(Dataset items)

## BEGIN

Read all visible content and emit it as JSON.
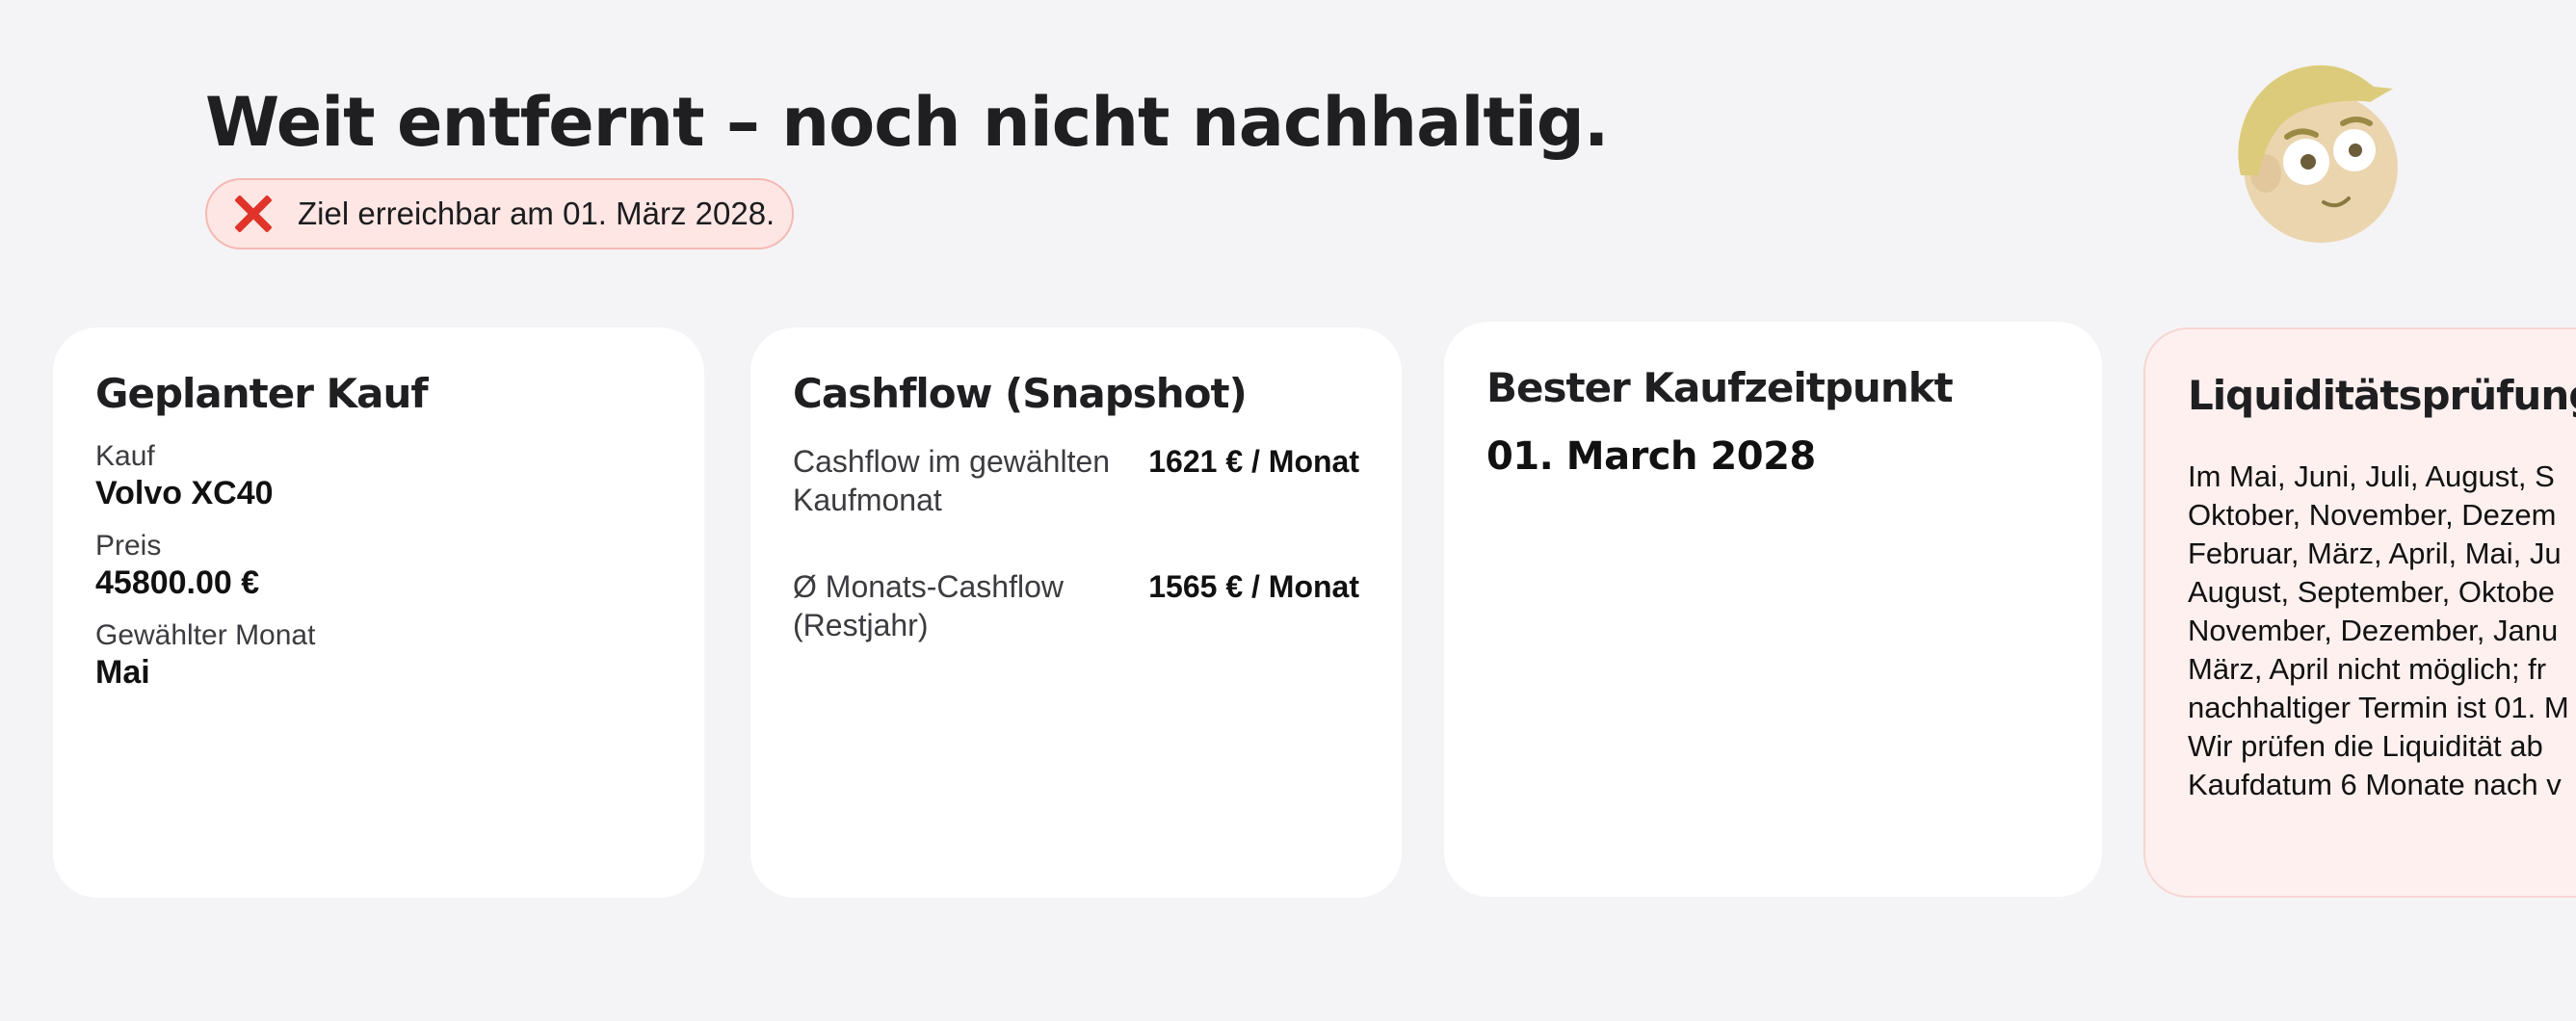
{
  "header": {
    "title": "Weit entfernt – noch nicht nachhaltig.",
    "status_badge": "Ziel erreichbar am 01. März 2028.",
    "status_icon": "x-icon",
    "status_color": "#e0342a"
  },
  "avatar": {
    "icon": "cartoon-face-avatar"
  },
  "purchase_card": {
    "title": "Geplanter Kauf",
    "fields": [
      {
        "label": "Kauf",
        "value": "Volvo XC40"
      },
      {
        "label": "Preis",
        "value": "45800.00 €"
      },
      {
        "label": "Gewählter Monat",
        "value": "Mai"
      }
    ]
  },
  "cashflow_card": {
    "title": "Cashflow (Snapshot)",
    "rows": [
      {
        "label": "Cashflow im gewählten Kaufmonat",
        "value": "1621 € / Monat"
      },
      {
        "label": "Ø Monats-Cashflow (Restjahr)",
        "value": "1565 € / Monat"
      }
    ]
  },
  "best_time_card": {
    "title": "Bester Kaufzeitpunkt",
    "date": "01. March 2028"
  },
  "liquidity_card": {
    "title": "Liquiditätsprüfung",
    "lines": [
      "Im Mai, Juni, Juli, August, S",
      "Oktober, November, Dezem",
      "Februar, März, April, Mai, Ju",
      "August, September, Oktobe",
      "November, Dezember, Janu",
      "März, April nicht möglich; fr",
      "nachhaltiger Termin ist 01. M",
      "Wir prüfen die Liquidität ab",
      "Kaufdatum 6 Monate nach v"
    ]
  }
}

## END

What is expected – Each line of the material must be retyped exactly, except that images are omitted.

Response to the exercise –
Read all visible content and emit it as JSON.
{
  "header": {
    "title": "Weit entfernt – noch nicht nachhaltig.",
    "status_badge": "Ziel erreichbar am 01. März 2028.",
    "status_icon": "x-icon",
    "status_color": "#e0342a"
  },
  "avatar": {
    "icon": "cartoon-face-avatar"
  },
  "purchase_card": {
    "title": "Geplanter Kauf",
    "fields": [
      {
        "label": "Kauf",
        "value": "Volvo XC40"
      },
      {
        "label": "Preis",
        "value": "45800.00 €"
      },
      {
        "label": "Gewählter Monat",
        "value": "Mai"
      }
    ]
  },
  "cashflow_card": {
    "title": "Cashflow (Snapshot)",
    "rows": [
      {
        "label": "Cashflow im gewählten Kaufmonat",
        "value": "1621 € / Monat"
      },
      {
        "label": "Ø Monats-Cashflow (Restjahr)",
        "value": "1565 € / Monat"
      }
    ]
  },
  "best_time_card": {
    "title": "Bester Kaufzeitpunkt",
    "date": "01. March 2028"
  },
  "liquidity_card": {
    "title": "Liquiditätsprüfung",
    "lines": [
      "Im Mai, Juni, Juli, August, S",
      "Oktober, November, Dezem",
      "Februar, März, April, Mai, Ju",
      "August, September, Oktobe",
      "November, Dezember, Janu",
      "März, April nicht möglich; fr",
      "nachhaltiger Termin ist 01. M",
      "Wir prüfen die Liquidität ab",
      "Kaufdatum 6 Monate nach v"
    ]
  }
}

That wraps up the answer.